Pick out the lines containing "seigneur".

########################################

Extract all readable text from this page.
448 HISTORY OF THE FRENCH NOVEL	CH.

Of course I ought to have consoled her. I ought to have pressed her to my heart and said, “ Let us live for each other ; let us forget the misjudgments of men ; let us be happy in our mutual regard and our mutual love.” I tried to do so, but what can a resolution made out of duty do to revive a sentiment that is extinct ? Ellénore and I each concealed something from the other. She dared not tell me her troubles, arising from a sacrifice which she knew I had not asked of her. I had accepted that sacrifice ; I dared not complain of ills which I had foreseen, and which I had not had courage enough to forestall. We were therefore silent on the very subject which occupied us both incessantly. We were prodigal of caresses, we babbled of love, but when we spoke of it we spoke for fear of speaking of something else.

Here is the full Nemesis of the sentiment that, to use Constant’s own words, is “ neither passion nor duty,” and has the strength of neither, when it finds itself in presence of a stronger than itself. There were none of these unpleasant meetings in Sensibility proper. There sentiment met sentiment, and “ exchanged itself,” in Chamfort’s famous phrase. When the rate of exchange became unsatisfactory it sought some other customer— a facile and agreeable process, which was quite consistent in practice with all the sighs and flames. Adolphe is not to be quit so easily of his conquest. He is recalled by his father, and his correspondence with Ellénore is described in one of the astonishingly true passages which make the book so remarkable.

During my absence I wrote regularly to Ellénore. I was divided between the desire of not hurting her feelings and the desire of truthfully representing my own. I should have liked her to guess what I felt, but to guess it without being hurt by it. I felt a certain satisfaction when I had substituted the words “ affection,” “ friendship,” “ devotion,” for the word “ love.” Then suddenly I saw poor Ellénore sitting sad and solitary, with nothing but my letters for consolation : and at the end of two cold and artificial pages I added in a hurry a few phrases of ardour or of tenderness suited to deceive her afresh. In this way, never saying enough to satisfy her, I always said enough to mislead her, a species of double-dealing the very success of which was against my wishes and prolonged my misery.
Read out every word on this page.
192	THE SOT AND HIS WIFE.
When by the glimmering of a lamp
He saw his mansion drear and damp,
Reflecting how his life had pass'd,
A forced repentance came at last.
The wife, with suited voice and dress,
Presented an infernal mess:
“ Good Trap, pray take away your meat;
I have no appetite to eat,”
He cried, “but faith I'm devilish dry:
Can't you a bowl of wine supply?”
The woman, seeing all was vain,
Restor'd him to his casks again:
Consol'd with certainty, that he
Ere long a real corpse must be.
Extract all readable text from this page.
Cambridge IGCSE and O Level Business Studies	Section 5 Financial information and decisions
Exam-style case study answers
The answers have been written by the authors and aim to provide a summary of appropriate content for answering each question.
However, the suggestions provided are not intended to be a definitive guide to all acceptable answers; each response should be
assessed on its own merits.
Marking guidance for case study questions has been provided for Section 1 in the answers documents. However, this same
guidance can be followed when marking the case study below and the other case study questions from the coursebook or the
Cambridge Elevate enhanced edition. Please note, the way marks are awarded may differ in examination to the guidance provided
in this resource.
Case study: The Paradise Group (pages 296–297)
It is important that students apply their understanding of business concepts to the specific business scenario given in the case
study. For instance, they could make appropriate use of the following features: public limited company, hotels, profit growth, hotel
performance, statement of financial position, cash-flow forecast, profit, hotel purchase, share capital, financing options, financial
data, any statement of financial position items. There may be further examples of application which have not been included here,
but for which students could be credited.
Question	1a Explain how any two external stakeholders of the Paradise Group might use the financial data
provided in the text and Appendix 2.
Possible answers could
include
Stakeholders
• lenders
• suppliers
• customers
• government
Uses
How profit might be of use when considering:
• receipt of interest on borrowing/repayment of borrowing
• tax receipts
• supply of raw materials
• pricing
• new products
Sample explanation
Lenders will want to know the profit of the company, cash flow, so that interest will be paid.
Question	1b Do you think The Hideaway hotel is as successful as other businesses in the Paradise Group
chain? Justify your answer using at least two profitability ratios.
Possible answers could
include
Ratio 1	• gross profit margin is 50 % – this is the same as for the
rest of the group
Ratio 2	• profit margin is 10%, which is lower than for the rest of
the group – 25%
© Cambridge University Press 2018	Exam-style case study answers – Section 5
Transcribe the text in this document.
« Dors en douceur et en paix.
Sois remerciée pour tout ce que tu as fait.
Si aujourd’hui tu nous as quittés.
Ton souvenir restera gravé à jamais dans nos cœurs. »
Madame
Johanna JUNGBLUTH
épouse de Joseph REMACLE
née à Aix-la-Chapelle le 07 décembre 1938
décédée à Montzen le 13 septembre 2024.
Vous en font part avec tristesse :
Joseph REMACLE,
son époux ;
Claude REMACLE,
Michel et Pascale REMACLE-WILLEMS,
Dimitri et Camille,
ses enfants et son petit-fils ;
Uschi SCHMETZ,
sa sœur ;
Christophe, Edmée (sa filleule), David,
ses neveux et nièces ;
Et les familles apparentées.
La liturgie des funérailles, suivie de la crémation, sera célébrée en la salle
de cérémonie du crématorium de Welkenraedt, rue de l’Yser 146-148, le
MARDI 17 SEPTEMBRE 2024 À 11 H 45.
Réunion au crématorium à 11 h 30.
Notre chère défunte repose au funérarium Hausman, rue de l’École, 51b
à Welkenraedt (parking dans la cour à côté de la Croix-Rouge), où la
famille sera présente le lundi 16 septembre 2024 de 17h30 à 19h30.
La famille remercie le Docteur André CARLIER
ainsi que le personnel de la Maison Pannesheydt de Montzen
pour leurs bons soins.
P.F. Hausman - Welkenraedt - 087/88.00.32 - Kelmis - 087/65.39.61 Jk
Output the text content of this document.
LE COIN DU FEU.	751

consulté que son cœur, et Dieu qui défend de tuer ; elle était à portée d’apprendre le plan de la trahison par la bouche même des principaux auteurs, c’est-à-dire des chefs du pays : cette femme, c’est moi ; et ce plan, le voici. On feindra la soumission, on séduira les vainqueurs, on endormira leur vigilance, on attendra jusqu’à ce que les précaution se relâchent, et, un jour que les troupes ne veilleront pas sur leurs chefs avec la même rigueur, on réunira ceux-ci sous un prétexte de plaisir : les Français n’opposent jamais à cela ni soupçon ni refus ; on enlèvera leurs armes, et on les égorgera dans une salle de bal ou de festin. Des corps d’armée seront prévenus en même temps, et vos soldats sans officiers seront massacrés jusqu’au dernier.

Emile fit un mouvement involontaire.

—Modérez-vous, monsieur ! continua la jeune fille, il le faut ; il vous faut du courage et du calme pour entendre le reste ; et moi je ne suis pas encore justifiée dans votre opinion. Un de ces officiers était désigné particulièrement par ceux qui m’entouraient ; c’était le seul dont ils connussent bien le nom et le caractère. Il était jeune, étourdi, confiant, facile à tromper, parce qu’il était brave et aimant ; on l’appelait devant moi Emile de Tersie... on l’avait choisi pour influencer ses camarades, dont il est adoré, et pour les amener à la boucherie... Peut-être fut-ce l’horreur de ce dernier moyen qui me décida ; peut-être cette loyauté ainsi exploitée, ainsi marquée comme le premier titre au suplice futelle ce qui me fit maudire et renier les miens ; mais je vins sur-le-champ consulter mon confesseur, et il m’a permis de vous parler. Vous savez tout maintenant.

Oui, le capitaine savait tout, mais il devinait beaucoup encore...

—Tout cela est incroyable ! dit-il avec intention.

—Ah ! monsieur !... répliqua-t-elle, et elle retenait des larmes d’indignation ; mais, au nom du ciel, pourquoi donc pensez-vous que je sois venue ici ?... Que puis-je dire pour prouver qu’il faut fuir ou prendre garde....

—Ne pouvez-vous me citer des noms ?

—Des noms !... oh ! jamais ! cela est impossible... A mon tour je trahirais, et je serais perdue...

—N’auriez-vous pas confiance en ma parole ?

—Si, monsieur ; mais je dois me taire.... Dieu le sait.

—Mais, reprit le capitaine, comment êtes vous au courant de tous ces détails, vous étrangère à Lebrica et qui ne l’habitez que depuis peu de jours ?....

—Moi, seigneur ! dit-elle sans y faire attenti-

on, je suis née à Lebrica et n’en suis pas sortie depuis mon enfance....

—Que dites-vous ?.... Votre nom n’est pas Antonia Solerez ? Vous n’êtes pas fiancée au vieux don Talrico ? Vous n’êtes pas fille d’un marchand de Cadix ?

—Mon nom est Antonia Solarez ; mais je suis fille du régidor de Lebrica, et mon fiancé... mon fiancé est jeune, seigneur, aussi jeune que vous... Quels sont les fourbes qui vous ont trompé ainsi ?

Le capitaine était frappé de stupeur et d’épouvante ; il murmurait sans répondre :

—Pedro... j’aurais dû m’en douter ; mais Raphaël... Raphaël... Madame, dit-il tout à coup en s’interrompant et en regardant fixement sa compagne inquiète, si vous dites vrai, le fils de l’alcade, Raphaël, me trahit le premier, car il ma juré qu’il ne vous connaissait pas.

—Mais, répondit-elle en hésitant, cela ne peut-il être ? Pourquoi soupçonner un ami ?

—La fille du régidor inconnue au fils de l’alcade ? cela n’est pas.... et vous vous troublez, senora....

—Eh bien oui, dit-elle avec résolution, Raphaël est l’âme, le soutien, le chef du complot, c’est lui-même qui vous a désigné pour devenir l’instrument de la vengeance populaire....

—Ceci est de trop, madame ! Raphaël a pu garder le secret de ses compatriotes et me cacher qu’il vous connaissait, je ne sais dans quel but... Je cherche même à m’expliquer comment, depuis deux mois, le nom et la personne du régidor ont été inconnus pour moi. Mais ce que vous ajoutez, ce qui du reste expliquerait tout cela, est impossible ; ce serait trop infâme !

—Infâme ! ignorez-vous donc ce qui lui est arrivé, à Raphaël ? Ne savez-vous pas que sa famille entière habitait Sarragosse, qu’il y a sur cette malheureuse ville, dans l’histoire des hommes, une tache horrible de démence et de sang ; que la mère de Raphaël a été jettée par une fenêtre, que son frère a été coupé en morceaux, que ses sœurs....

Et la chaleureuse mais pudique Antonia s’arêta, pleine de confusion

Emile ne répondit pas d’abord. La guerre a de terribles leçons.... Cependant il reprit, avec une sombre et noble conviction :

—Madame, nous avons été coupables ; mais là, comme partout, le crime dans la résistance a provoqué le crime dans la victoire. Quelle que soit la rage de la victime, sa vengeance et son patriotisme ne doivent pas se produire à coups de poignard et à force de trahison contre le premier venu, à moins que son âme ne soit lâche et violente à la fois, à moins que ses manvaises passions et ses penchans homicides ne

########################################

▶ _RESPONSE TO THIS EXERCISE_:
—Moi, seigneur ! dit-elle sans y faire attenti-
—Mon nom est Antonia Solarez ; mais je suis fille du régidor de Lebrica, et mon fiancé... mon fiancé est jeune, seigneur, aussi jeune que vous... Quels sont les fourbes qui vous ont trompé ainsi ?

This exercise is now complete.